THE DATA:
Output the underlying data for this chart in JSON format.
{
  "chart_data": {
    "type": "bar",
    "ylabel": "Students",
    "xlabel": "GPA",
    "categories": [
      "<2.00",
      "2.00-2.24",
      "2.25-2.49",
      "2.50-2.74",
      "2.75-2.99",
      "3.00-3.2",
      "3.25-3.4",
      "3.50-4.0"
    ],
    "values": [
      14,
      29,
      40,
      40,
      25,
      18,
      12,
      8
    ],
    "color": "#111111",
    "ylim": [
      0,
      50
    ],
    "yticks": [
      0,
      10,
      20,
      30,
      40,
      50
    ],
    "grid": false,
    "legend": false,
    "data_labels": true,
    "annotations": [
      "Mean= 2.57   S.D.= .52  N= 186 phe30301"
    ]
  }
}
...
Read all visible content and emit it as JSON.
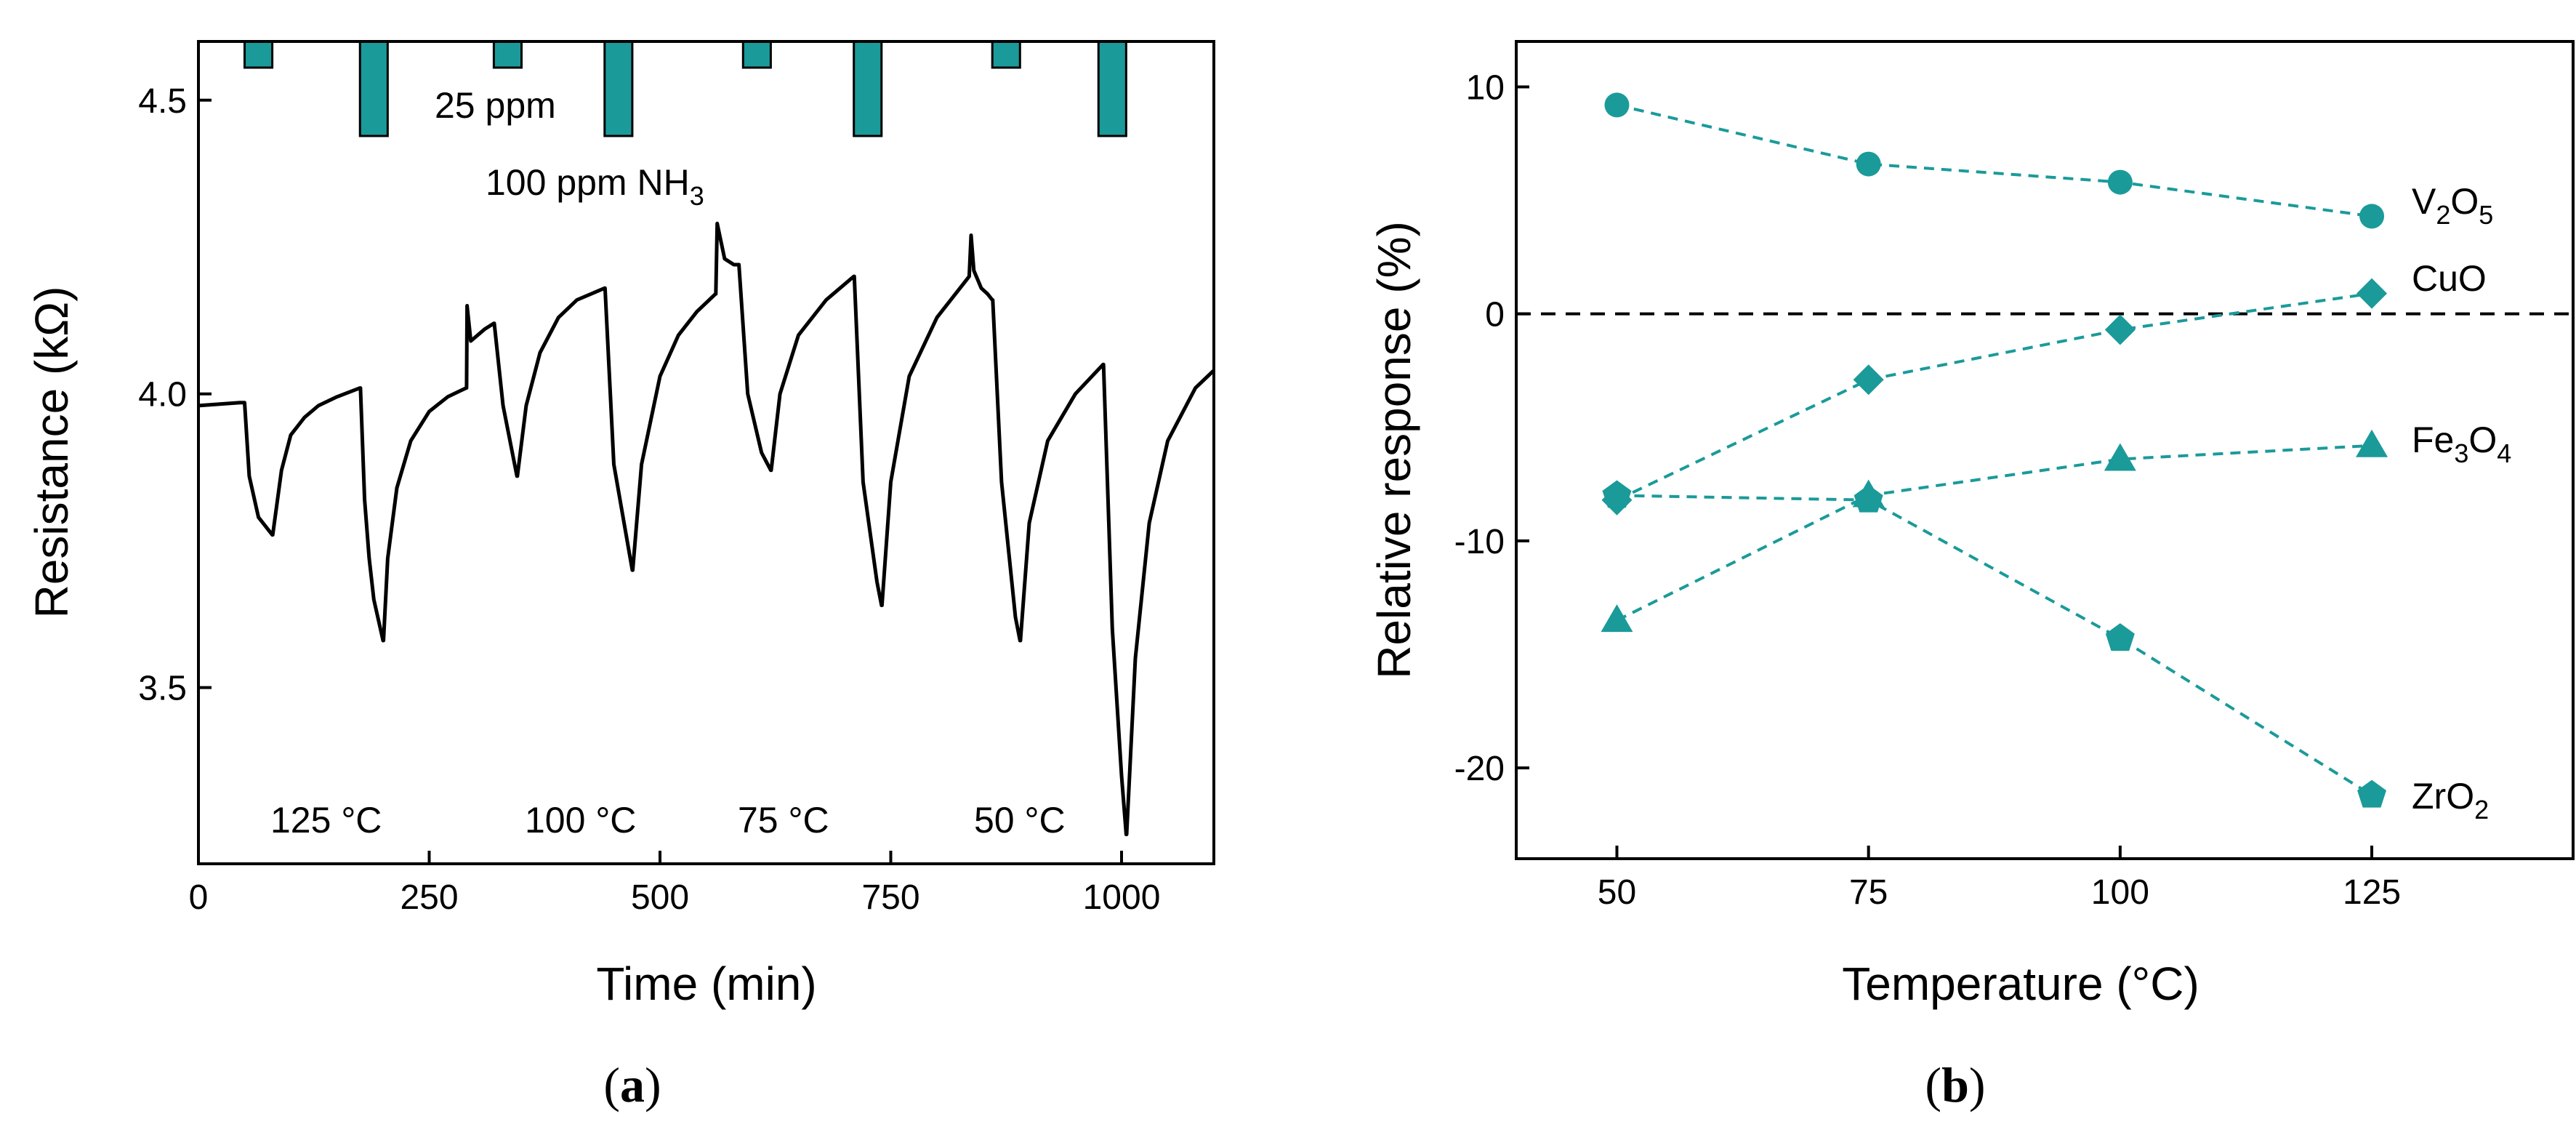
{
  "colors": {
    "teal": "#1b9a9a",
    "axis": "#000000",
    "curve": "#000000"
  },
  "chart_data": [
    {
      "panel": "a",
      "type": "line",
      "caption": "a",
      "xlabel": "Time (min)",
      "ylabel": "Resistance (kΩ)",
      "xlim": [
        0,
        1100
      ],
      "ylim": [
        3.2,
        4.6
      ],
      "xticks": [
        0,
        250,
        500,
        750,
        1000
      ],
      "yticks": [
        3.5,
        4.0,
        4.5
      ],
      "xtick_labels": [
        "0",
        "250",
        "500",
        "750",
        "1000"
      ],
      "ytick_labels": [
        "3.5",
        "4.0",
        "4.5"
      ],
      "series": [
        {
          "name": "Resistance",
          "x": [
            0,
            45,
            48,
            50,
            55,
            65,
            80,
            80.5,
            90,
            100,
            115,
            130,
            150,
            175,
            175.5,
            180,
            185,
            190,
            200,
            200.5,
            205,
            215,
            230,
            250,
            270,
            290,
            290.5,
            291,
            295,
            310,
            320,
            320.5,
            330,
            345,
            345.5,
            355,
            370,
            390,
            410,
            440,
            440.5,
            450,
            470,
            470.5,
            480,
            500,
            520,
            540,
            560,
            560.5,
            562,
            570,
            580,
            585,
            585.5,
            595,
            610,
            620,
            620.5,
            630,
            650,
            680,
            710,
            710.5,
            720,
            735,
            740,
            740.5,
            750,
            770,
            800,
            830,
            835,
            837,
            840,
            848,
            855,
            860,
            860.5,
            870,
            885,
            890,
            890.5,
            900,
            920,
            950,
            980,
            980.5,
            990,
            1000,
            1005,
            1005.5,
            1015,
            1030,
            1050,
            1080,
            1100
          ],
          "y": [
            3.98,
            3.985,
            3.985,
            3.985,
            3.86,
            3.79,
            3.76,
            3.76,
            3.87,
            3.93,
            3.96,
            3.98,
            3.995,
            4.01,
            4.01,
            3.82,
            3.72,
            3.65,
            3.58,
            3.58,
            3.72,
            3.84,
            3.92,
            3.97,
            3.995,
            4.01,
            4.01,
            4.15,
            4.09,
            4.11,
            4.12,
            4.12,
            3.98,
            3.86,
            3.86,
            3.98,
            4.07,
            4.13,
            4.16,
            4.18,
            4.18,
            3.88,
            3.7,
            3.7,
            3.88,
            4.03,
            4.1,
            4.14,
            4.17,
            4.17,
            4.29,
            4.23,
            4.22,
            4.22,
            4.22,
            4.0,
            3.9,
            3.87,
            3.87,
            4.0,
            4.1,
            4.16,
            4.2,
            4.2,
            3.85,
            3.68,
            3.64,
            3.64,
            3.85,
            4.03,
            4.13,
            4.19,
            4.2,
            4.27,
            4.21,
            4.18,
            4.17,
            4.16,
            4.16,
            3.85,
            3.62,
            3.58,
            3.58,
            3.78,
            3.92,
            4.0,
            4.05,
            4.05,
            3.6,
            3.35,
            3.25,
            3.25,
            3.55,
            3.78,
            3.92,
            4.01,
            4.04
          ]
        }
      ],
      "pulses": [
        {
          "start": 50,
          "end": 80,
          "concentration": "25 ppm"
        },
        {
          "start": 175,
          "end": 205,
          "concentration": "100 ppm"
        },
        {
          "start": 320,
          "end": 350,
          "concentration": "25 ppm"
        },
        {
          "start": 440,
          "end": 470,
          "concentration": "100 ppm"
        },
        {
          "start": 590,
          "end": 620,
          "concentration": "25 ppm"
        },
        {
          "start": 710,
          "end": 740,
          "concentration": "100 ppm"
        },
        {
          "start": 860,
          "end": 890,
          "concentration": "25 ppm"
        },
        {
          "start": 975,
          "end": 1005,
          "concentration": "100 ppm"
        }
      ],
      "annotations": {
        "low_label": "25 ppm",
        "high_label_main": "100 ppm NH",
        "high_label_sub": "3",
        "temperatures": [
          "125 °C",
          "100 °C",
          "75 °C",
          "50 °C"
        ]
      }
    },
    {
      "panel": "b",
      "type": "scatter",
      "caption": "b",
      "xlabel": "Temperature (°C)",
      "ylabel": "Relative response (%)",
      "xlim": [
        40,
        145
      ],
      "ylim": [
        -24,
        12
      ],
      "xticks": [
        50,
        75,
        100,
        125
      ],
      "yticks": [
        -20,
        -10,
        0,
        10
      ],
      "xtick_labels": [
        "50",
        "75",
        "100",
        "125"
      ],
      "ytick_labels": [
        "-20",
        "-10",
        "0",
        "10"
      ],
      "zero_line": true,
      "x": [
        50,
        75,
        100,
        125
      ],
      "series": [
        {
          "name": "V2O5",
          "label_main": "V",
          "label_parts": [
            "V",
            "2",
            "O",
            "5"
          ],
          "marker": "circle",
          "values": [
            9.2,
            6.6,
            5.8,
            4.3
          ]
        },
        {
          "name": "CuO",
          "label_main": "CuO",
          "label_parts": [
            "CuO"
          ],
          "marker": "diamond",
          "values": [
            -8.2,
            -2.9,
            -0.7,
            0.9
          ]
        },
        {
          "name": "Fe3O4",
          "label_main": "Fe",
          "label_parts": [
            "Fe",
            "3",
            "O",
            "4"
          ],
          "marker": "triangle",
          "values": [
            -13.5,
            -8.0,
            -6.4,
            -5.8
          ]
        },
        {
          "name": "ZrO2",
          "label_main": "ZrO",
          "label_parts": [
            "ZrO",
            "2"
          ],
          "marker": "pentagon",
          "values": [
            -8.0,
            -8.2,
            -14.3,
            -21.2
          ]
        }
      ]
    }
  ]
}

STATED GOAL: Every line in the data that holds "Resistance" should be copied out.

SOLUTION TO THIS TASK:
      "ylabel": "Resistance (kΩ)",
          "name": "Resistance",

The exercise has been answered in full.